--- Begin Record extracts ---

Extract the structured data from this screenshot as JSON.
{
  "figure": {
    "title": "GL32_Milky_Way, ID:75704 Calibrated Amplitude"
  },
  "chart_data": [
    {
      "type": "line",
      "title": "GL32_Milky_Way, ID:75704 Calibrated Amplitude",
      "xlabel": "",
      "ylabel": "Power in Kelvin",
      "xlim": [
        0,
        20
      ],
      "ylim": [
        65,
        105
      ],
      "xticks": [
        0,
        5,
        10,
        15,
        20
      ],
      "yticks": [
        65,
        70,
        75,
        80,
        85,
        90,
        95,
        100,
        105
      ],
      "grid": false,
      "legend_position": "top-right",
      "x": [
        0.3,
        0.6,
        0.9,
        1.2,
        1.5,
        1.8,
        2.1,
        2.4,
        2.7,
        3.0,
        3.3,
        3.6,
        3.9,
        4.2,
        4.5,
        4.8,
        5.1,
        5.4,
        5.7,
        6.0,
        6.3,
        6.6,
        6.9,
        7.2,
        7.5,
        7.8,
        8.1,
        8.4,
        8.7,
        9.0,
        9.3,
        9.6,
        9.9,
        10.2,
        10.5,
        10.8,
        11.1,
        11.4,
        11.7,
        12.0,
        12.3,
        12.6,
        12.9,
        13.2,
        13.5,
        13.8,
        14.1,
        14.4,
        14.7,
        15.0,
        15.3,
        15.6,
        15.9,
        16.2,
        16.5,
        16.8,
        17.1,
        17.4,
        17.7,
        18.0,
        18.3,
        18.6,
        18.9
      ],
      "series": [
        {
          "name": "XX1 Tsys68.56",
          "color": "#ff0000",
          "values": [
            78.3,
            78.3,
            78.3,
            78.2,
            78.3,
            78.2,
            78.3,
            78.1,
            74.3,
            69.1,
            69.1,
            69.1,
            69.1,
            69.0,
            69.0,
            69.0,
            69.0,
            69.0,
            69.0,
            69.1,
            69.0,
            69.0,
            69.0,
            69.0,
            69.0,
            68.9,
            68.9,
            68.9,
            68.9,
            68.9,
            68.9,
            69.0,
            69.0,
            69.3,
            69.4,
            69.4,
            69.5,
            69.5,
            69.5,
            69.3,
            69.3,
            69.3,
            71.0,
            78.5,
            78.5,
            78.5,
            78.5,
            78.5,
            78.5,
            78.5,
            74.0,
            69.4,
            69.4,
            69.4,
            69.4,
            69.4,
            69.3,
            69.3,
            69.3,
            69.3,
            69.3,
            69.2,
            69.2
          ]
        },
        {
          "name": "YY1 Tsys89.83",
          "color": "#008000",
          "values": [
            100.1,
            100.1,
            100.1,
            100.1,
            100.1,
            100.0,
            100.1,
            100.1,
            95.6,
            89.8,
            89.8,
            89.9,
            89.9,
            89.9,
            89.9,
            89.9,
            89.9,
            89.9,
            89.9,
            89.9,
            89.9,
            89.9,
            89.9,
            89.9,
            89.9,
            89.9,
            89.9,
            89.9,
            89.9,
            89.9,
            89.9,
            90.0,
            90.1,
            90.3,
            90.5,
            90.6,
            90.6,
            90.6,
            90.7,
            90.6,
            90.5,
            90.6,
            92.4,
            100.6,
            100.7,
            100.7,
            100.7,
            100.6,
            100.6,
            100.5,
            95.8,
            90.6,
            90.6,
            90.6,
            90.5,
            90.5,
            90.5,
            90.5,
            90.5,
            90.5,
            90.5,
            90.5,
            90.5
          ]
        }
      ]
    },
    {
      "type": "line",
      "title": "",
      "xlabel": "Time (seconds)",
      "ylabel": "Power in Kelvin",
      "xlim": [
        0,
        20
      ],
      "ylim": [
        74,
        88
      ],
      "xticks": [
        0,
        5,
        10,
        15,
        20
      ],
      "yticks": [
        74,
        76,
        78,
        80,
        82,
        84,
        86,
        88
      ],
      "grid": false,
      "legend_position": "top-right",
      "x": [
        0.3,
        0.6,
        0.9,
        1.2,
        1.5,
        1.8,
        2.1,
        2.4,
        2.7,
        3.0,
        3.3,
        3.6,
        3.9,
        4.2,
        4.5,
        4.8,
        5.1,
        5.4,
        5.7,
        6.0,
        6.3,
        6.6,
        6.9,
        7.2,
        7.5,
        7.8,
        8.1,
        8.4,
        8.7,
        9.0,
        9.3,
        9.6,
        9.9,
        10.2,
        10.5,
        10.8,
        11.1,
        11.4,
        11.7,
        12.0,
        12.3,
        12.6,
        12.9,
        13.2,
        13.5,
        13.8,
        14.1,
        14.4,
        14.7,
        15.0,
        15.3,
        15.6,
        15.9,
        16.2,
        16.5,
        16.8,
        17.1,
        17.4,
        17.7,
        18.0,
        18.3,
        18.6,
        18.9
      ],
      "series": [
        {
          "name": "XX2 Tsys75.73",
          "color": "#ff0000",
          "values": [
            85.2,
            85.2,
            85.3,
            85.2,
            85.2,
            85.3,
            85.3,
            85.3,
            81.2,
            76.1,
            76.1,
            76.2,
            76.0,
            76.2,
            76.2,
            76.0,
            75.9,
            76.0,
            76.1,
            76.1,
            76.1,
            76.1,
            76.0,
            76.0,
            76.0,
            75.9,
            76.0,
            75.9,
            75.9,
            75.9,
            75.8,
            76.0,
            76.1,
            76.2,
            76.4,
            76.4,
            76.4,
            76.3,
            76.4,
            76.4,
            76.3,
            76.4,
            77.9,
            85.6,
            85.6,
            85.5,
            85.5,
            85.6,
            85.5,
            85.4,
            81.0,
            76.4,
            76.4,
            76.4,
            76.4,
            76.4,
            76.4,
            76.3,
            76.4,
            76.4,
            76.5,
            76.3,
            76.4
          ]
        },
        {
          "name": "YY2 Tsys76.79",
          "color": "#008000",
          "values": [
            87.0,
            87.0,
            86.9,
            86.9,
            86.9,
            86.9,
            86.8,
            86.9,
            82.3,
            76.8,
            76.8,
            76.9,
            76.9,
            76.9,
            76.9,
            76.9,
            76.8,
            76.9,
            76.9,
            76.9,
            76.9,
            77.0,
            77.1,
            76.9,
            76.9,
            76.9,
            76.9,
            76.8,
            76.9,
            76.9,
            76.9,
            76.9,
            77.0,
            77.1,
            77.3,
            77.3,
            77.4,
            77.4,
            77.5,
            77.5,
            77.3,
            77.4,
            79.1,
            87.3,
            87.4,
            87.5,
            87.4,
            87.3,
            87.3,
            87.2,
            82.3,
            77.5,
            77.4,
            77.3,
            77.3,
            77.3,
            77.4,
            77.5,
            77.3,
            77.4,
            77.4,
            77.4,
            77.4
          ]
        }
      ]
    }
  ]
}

--- End Record extracts ---

The whole listing above needs to be written out again exactly.

Extract the structured data from this screenshot as JSON.
{
  "figure": {
    "title": "GL32_Milky_Way, ID:75704 Calibrated Amplitude"
  },
  "chart_data": [
    {
      "type": "line",
      "title": "GL32_Milky_Way, ID:75704 Calibrated Amplitude",
      "xlabel": "",
      "ylabel": "Power in Kelvin",
      "xlim": [
        0,
        20
      ],
      "ylim": [
        65,
        105
      ],
      "xticks": [
        0,
        5,
        10,
        15,
        20
      ],
      "yticks": [
        65,
        70,
        75,
        80,
        85,
        90,
        95,
        100,
        105
      ],
      "grid": false,
      "legend_position": "top-right",
      "x": [
        0.3,
        0.6,
        0.9,
        1.2,
        1.5,
        1.8,
        2.1,
        2.4,
        2.7,
        3.0,
        3.3,
        3.6,
        3.9,
        4.2,
        4.5,
        4.8,
        5.1,
        5.4,
        5.7,
        6.0,
        6.3,
        6.6,
        6.9,
        7.2,
        7.5,
        7.8,
        8.1,
        8.4,
        8.7,
        9.0,
        9.3,
        9.6,
        9.9,
        10.2,
        10.5,
        10.8,
        11.1,
        11.4,
        11.7,
        12.0,
        12.3,
        12.6,
        12.9,
        13.2,
        13.5,
        13.8,
        14.1,
        14.4,
        14.7,
        15.0,
        15.3,
        15.6,
        15.9,
        16.2,
        16.5,
        16.8,
        17.1,
        17.4,
        17.7,
        18.0,
        18.3,
        18.6,
        18.9
      ],
      "series": [
        {
          "name": "XX1 Tsys68.56",
          "color": "#ff0000",
          "values": [
            78.3,
            78.3,
            78.3,
            78.2,
            78.3,
            78.2,
            78.3,
            78.1,
            74.3,
            69.1,
            69.1,
            69.1,
            69.1,
            69.0,
            69.0,
            69.0,
            69.0,
            69.0,
            69.0,
            69.1,
            69.0,
            69.0,
            69.0,
            69.0,
            69.0,
            68.9,
            68.9,
            68.9,
            68.9,
            68.9,
            68.9,
            69.0,
            69.0,
            69.3,
            69.4,
            69.4,
            69.5,
            69.5,
            69.5,
            69.3,
            69.3,
            69.3,
            71.0,
            78.5,
            78.5,
            78.5,
            78.5,
            78.5,
            78.5,
            78.5,
            74.0,
            69.4,
            69.4,
            69.4,
            69.4,
            69.4,
            69.3,
            69.3,
            69.3,
            69.3,
            69.3,
            69.2,
            69.2
          ]
        },
        {
          "name": "YY1 Tsys89.83",
          "color": "#008000",
          "values": [
            100.1,
            100.1,
            100.1,
            100.1,
            100.1,
            100.0,
            100.1,
            100.1,
            95.6,
            89.8,
            89.8,
            89.9,
            89.9,
            89.9,
            89.9,
            89.9,
            89.9,
            89.9,
            89.9,
            89.9,
            89.9,
            89.9,
            89.9,
            89.9,
            89.9,
            89.9,
            89.9,
            89.9,
            89.9,
            89.9,
            89.9,
            90.0,
            90.1,
            90.3,
            90.5,
            90.6,
            90.6,
            90.6,
            90.7,
            90.6,
            90.5,
            90.6,
            92.4,
            100.6,
            100.7,
            100.7,
            100.7,
            100.6,
            100.6,
            100.5,
            95.8,
            90.6,
            90.6,
            90.6,
            90.5,
            90.5,
            90.5,
            90.5,
            90.5,
            90.5,
            90.5,
            90.5,
            90.5
          ]
        }
      ]
    },
    {
      "type": "line",
      "title": "",
      "xlabel": "Time (seconds)",
      "ylabel": "Power in Kelvin",
      "xlim": [
        0,
        20
      ],
      "ylim": [
        74,
        88
      ],
      "xticks": [
        0,
        5,
        10,
        15,
        20
      ],
      "yticks": [
        74,
        76,
        78,
        80,
        82,
        84,
        86,
        88
      ],
      "grid": false,
      "legend_position": "top-right",
      "x": [
        0.3,
        0.6,
        0.9,
        1.2,
        1.5,
        1.8,
        2.1,
        2.4,
        2.7,
        3.0,
        3.3,
        3.6,
        3.9,
        4.2,
        4.5,
        4.8,
        5.1,
        5.4,
        5.7,
        6.0,
        6.3,
        6.6,
        6.9,
        7.2,
        7.5,
        7.8,
        8.1,
        8.4,
        8.7,
        9.0,
        9.3,
        9.6,
        9.9,
        10.2,
        10.5,
        10.8,
        11.1,
        11.4,
        11.7,
        12.0,
        12.3,
        12.6,
        12.9,
        13.2,
        13.5,
        13.8,
        14.1,
        14.4,
        14.7,
        15.0,
        15.3,
        15.6,
        15.9,
        16.2,
        16.5,
        16.8,
        17.1,
        17.4,
        17.7,
        18.0,
        18.3,
        18.6,
        18.9
      ],
      "series": [
        {
          "name": "XX2 Tsys75.73",
          "color": "#ff0000",
          "values": [
            85.2,
            85.2,
            85.3,
            85.2,
            85.2,
            85.3,
            85.3,
            85.3,
            81.2,
            76.1,
            76.1,
            76.2,
            76.0,
            76.2,
            76.2,
            76.0,
            75.9,
            76.0,
            76.1,
            76.1,
            76.1,
            76.1,
            76.0,
            76.0,
            76.0,
            75.9,
            76.0,
            75.9,
            75.9,
            75.9,
            75.8,
            76.0,
            76.1,
            76.2,
            76.4,
            76.4,
            76.4,
            76.3,
            76.4,
            76.4,
            76.3,
            76.4,
            77.9,
            85.6,
            85.6,
            85.5,
            85.5,
            85.6,
            85.5,
            85.4,
            81.0,
            76.4,
            76.4,
            76.4,
            76.4,
            76.4,
            76.4,
            76.3,
            76.4,
            76.4,
            76.5,
            76.3,
            76.4
          ]
        },
        {
          "name": "YY2 Tsys76.79",
          "color": "#008000",
          "values": [
            87.0,
            87.0,
            86.9,
            86.9,
            86.9,
            86.9,
            86.8,
            86.9,
            82.3,
            76.8,
            76.8,
            76.9,
            76.9,
            76.9,
            76.9,
            76.9,
            76.8,
            76.9,
            76.9,
            76.9,
            76.9,
            77.0,
            77.1,
            76.9,
            76.9,
            76.9,
            76.9,
            76.8,
            76.9,
            76.9,
            76.9,
            76.9,
            77.0,
            77.1,
            77.3,
            77.3,
            77.4,
            77.4,
            77.5,
            77.5,
            77.3,
            77.4,
            79.1,
            87.3,
            87.4,
            87.5,
            87.4,
            87.3,
            87.3,
            87.2,
            82.3,
            77.5,
            77.4,
            77.3,
            77.3,
            77.3,
            77.4,
            77.5,
            77.3,
            77.4,
            77.4,
            77.4,
            77.4
          ]
        }
      ]
    }
  ]
}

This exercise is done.